In the part of the records that opens with the line containing "product-price: ₺18.990,00 (985, 300, 1150, 330)" and closes at the end of the records, substitute "rating-icon" for every "star-icon" and reproduce those lines with nothing else altered. Give only those lines, and omit the pictures.

> Entries from a dataset:
☆ ☆ ☆ ☆ ☆

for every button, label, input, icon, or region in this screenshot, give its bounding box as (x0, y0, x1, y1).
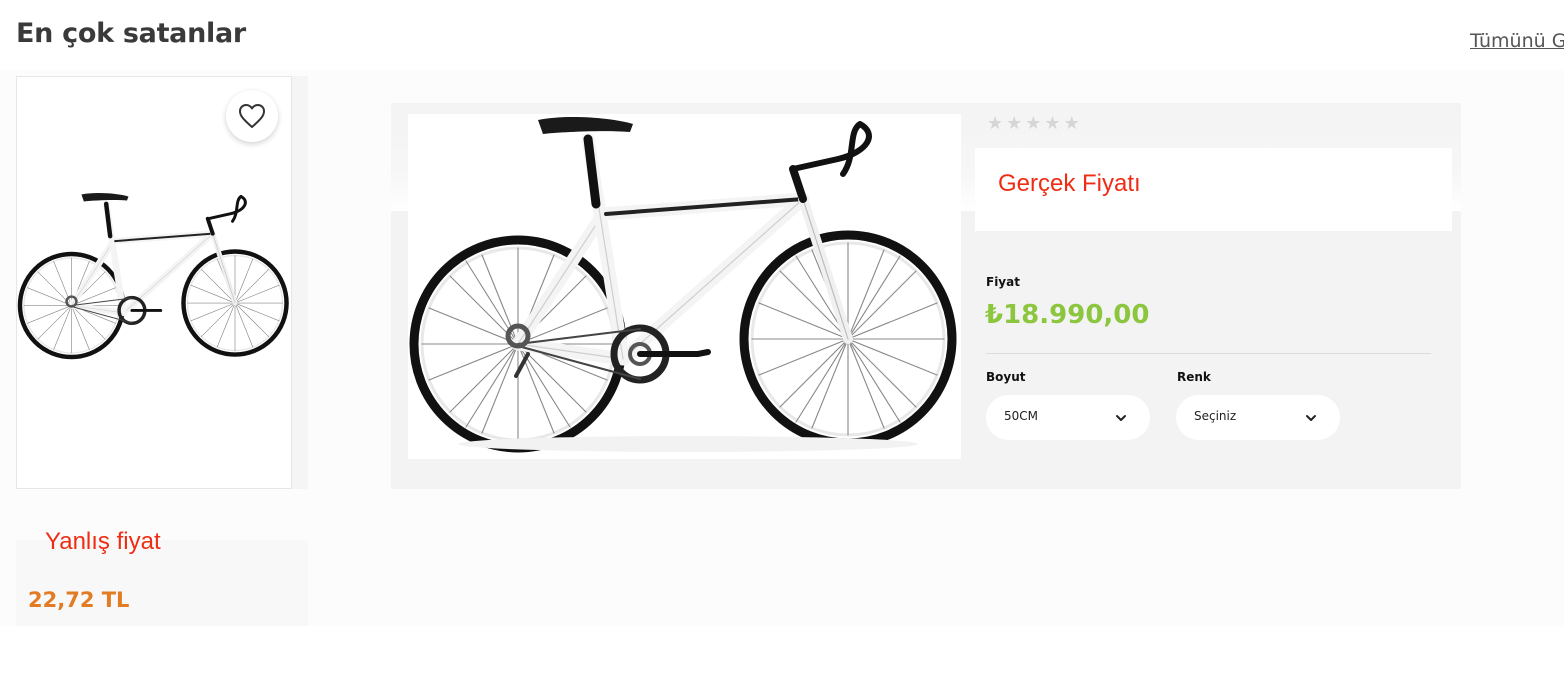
product-price: ₺18.990,00 (985, 300, 1150, 330)
favorite-button[interactable] (226, 90, 278, 142)
color-label: Renk (1177, 370, 1211, 384)
divider (986, 353, 1431, 354)
color-select-value: Seçiniz (1194, 409, 1237, 423)
color-select[interactable]: Seçiniz (1176, 395, 1340, 440)
real-price-annotation-box: Gerçek Fiyatı (975, 148, 1452, 231)
star-icon: ★ (1063, 113, 1080, 133)
wrong-price-annotation: Yanlış fiyat (45, 528, 161, 555)
size-select-value: 50CM (1004, 409, 1039, 423)
product-image[interactable] (17, 187, 291, 367)
section-title: En çok satanlar (16, 18, 246, 49)
size-label: Boyut (986, 370, 1026, 384)
quick-view-product-image[interactable] (408, 114, 961, 459)
quick-view-image-frame (408, 114, 961, 459)
price-label: Fiyat (986, 275, 1020, 289)
chevron-down-icon (1306, 415, 1316, 421)
product-card[interactable] (16, 76, 292, 489)
chevron-down-icon (1116, 415, 1126, 421)
card-price: 22,72 TL (28, 588, 130, 612)
see-all-link[interactable]: Tümünü Gör (1470, 30, 1564, 52)
size-select[interactable]: 50CM (986, 395, 1150, 440)
star-icon: ★ (1006, 113, 1023, 133)
real-price-annotation: Gerçek Fiyatı (998, 170, 1141, 197)
quick-view-panel: ★ ★ ★ ★ ★ Gerçek Fiyatı Fiyat ₺18.990,00… (391, 103, 1461, 489)
star-icon: ★ (1044, 113, 1061, 133)
star-icon: ★ (1025, 113, 1042, 133)
rating-stars: ★ ★ ★ ★ ★ (987, 113, 1080, 133)
star-icon: ★ (987, 113, 1004, 133)
card-shadow-strip (292, 76, 308, 489)
heart-icon (239, 104, 265, 128)
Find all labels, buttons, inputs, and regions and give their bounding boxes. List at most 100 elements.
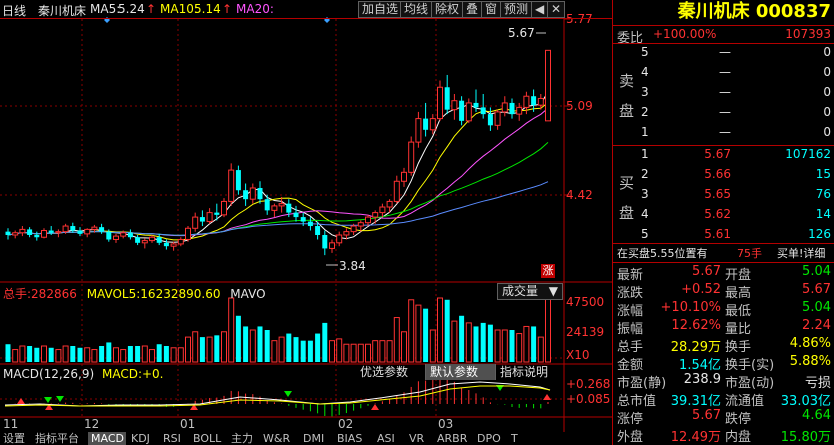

☆ ☆ ☆ ☆ ☆

> Problem solution:
product-price: ₺18.990,00 (985, 300, 1150, 330)
favorite-button[interactable] (226, 90, 278, 142)
color-label: Renk (1177, 370, 1211, 384)
divider (986, 353, 1431, 354)
color-select-value: Seçiniz (1194, 409, 1237, 423)
color-select[interactable]: Seçiniz (1176, 395, 1340, 440)
real-price-annotation-box: Gerçek Fiyatı (975, 148, 1452, 231)
rating-icon: ★ (1063, 113, 1080, 133)
wrong-price-annotation: Yanlış fiyat (45, 528, 161, 555)
size-select-value: 50CM (1004, 409, 1039, 423)
product-image[interactable] (17, 187, 291, 367)
section-title: En çok satanlar (16, 18, 246, 49)
size-label: Boyut (986, 370, 1026, 384)
quick-view-product-image[interactable] (408, 114, 961, 459)
quick-view-image-frame (408, 114, 961, 459)
price-label: Fiyat (986, 275, 1020, 289)
chevron-down-icon (1306, 415, 1316, 421)
product-card[interactable] (16, 76, 292, 489)
chevron-down-icon (1116, 415, 1126, 421)
card-price: 22,72 TL (28, 588, 130, 612)
see-all-link[interactable]: Tümünü Gör (1470, 30, 1564, 52)
size-select[interactable]: 50CM (986, 395, 1150, 440)
rating-icon: ★ (1006, 113, 1023, 133)
real-price-annotation: Gerçek Fiyatı (998, 170, 1141, 197)
quick-view-panel: ★ ★ ★ ★ ★ Gerçek Fiyatı Fiyat ₺18.990,00… (391, 103, 1461, 489)
rating-icon: ★ (1044, 113, 1061, 133)
rating-icon: ★ (1025, 113, 1042, 133)
rating-stars: ★ ★ ★ ★ ★ (987, 113, 1080, 133)
rating-icon: ★ (987, 113, 1004, 133)
card-shadow-strip (292, 76, 308, 489)
heart-icon (239, 104, 265, 128)
Find all labels, buttons, inputs, and regions and give their bounding boxes. List at most 100 elements.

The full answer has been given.